[Try it] In the records below, find the line holding "Convert this screenshot" and the line holding "Read all visible content and emit it as JSON.". Set down both, with every line between them, exactly.

(Dataset entries on figures)
========================================

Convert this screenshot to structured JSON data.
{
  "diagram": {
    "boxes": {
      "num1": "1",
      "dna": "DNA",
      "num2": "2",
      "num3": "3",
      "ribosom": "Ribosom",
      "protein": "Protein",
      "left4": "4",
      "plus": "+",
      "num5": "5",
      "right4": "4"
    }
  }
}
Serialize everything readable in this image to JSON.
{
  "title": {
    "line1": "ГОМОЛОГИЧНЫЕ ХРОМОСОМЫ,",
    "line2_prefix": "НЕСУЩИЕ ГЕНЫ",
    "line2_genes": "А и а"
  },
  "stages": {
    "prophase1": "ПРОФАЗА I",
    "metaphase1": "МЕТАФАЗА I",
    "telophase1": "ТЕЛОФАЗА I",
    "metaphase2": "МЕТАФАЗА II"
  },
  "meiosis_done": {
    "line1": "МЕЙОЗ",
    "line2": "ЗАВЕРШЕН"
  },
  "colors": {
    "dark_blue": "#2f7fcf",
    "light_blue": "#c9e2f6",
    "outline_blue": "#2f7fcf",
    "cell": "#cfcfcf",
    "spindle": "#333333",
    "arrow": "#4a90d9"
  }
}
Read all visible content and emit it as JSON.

========================================

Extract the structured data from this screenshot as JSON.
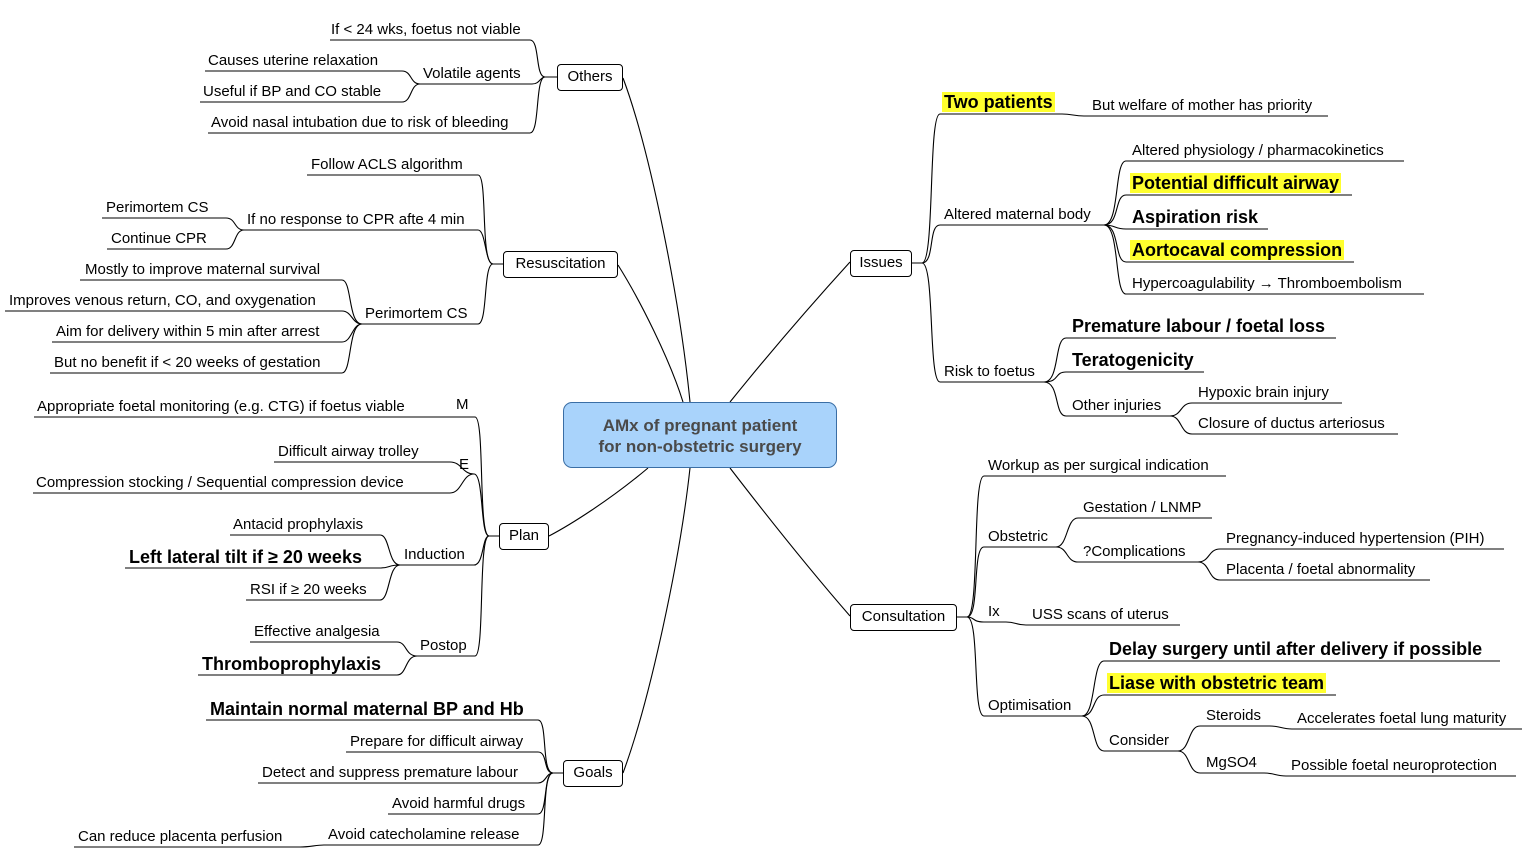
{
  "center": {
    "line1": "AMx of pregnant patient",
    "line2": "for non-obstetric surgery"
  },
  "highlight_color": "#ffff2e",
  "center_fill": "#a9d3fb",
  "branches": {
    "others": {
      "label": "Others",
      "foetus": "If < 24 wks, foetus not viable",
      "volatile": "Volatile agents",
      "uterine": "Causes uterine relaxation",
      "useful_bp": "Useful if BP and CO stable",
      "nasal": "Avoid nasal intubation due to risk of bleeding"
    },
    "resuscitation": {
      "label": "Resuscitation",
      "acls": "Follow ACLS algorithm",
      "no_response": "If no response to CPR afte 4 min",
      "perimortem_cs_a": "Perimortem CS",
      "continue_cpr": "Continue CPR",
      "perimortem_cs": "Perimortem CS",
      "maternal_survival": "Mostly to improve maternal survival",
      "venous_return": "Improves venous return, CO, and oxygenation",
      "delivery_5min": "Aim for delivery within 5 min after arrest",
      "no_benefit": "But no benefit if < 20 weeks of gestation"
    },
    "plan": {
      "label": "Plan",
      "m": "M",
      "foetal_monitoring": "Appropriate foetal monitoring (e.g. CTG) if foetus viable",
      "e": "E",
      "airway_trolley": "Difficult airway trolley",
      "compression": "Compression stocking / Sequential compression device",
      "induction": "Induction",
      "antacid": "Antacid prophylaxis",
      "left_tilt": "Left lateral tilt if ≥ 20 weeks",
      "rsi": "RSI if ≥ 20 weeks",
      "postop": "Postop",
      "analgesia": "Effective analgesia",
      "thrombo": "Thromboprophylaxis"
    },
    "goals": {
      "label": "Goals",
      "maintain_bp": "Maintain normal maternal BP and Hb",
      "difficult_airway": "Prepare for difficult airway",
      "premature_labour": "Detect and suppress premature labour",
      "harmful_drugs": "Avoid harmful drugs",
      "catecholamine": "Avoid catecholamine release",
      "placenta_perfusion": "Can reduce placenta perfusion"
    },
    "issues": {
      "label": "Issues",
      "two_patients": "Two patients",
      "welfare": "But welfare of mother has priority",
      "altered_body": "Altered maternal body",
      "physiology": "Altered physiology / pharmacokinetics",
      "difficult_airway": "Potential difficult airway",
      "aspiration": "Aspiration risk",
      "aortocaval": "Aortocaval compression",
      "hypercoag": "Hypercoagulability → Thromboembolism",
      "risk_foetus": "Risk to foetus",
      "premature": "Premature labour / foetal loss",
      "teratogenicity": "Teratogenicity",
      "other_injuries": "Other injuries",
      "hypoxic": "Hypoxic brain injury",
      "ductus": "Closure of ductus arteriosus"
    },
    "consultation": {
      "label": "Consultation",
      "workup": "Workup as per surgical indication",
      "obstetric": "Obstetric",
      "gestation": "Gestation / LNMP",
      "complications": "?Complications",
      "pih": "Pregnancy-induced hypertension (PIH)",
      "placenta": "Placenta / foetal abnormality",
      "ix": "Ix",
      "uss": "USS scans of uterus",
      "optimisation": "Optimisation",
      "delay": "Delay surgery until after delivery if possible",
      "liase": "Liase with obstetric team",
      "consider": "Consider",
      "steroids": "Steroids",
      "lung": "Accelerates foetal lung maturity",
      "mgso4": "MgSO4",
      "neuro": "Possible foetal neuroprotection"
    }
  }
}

========================================

[Problem solution]
Convert this screenshot to structured JSON data.
{
  "diagram": {
    "boxes": {
      "num1": "1",
      "dna": "DNA",
      "num2": "2",
      "num3": "3",
      "ribosom": "Ribosom",
      "protein": "Protein",
      "left4": "4",
      "plus": "+",
      "num5": "5",
      "right4": "4"
    }
  }
}
Serialize everything readable in this image to JSON.
{
  "title": {
    "line1": "ГОМОЛОГИЧНЫЕ ХРОМОСОМЫ,",
    "line2_prefix": "НЕСУЩИЕ ГЕНЫ",
    "line2_genes": "А и а"
  },
  "stages": {
    "prophase1": "ПРОФАЗА I",
    "metaphase1": "МЕТАФАЗА I",
    "telophase1": "ТЕЛОФАЗА I",
    "metaphase2": "МЕТАФАЗА II"
  },
  "meiosis_done": {
    "line1": "МЕЙОЗ",
    "line2": "ЗАВЕРШЕН"
  },
  "colors": {
    "dark_blue": "#2f7fcf",
    "light_blue": "#c9e2f6",
    "outline_blue": "#2f7fcf",
    "cell": "#cfcfcf",
    "spindle": "#333333",
    "arrow": "#4a90d9"
  }
}
Read all visible content and emit it as JSON.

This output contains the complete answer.